» **Problem requirements**:
Write out the listing beneath this instruction in its entirety, exactly as it reads.

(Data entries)
========

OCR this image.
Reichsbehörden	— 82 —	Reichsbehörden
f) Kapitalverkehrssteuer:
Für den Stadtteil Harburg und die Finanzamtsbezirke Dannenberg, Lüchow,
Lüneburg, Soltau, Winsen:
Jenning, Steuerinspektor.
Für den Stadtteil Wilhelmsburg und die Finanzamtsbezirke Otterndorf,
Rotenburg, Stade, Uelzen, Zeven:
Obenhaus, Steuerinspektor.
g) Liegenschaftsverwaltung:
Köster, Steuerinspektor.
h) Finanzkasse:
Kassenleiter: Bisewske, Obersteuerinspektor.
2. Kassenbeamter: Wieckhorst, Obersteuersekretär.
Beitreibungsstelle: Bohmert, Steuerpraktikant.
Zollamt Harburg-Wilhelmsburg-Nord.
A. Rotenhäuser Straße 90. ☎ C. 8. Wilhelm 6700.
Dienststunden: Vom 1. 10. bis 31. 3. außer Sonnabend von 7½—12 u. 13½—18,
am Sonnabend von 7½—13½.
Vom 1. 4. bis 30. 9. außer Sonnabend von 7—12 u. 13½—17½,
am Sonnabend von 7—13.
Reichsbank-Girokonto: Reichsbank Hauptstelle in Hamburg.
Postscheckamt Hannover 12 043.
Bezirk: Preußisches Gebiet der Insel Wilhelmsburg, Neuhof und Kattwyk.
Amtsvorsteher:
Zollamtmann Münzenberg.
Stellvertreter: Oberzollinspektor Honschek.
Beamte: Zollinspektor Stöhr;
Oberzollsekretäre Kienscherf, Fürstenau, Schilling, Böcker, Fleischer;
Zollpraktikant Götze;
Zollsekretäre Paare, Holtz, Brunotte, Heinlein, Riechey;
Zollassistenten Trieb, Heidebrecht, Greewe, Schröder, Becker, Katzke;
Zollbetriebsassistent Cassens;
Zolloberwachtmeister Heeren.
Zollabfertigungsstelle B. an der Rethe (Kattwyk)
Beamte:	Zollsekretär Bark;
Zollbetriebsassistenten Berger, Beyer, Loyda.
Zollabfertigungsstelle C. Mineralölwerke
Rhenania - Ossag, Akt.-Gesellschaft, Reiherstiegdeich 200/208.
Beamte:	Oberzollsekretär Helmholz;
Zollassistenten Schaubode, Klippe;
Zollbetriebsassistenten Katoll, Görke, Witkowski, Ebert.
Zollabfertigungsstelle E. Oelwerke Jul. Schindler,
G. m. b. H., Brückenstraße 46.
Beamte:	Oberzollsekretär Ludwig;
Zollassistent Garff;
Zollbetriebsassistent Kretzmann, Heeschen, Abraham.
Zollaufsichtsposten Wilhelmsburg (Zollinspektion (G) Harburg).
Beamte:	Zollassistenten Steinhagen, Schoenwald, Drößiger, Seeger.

========

» **Completed exercise**:
OCR this image.
Reichsbehörden	— 82 —	Reichsbehörden
f) Kapitalverkehrssteuer:
Für den Stadtteil Harburg und die Finanzamtsbezirke Dannenberg, Lüchow,
Lüneburg, Soltau, Winsen:
Jenning, Steuerinspektor.
Für den Stadtteil Wilhelmsburg und die Finanzamtsbezirke Otterndorf,
Rotenburg, Stade, Uelzen, Zeven:
Obenhaus, Steuerinspektor.
g) Liegenschaftsverwaltung:
Köster, Steuerinspektor.
h) Finanzkasse:
Kassenleiter: Bisewske, Obersteuerinspektor.
2. Kassenbeamter: Wieckhorst, Obersteuersekretär.
Beitreibungsstelle: Bohmert, Steuerpraktikant.
Zollamt Harburg-Wilhelmsburg-Nord.
A. Rotenhäuser Straße 90. ☎ C. 8. Wilhelm 6700.
Dienststunden: Vom 1. 10. bis 31. 3. außer Sonnabend von 7½—12 u. 13½—18,
am Sonnabend von 7½—13½.
Vom 1. 4. bis 30. 9. außer Sonnabend von 7—12 u. 13½—17½,
am Sonnabend von 7—13.
Reichsbank-Girokonto: Reichsbank Hauptstelle in Hamburg.
Postscheckamt Hannover 12 043.
Bezirk: Preußisches Gebiet der Insel Wilhelmsburg, Neuhof und Kattwyk.
Amtsvorsteher:
Zollamtmann Münzenberg.
Stellvertreter: Oberzollinspektor Honschek.
Beamte: Zollinspektor Stöhr;
Oberzollsekretäre Kienscherf, Fürstenau, Schilling, Böcker, Fleischer;
Zollpraktikant Götze;
Zollsekretäre Paare, Holtz, Brunotte, Heinlein, Riechey;
Zollassistenten Trieb, Heidebrecht, Greewe, Schröder, Becker, Katzke;
Zollbetriebsassistent Cassens;
Zolloberwachtmeister Heeren.
Zollabfertigungsstelle B. an der Rethe (Kattwyk)
Beamte:	Zollsekretär Bark;
Zollbetriebsassistenten Berger, Beyer, Loyda.
Zollabfertigungsstelle C. Mineralölwerke
Rhenania - Ossag, Akt.-Gesellschaft, Reiherstiegdeich 200/208.
Beamte:	Oberzollsekretär Helmholz;
Zollassistenten Schaubode, Klippe;
Zollbetriebsassistenten Katoll, Görke, Witkowski, Ebert.
Zollabfertigungsstelle E. Oelwerke Jul. Schindler,
G. m. b. H., Brückenstraße 46.
Beamte:	Oberzollsekretär Ludwig;
Zollassistent Garff;
Zollbetriebsassistent Kretzmann, Heeschen, Abraham.
Zollaufsichtsposten Wilhelmsburg (Zollinspektion (G) Harburg).
Beamte:	Zollassistenten Steinhagen, Schoenwald, Drößiger, Seeger.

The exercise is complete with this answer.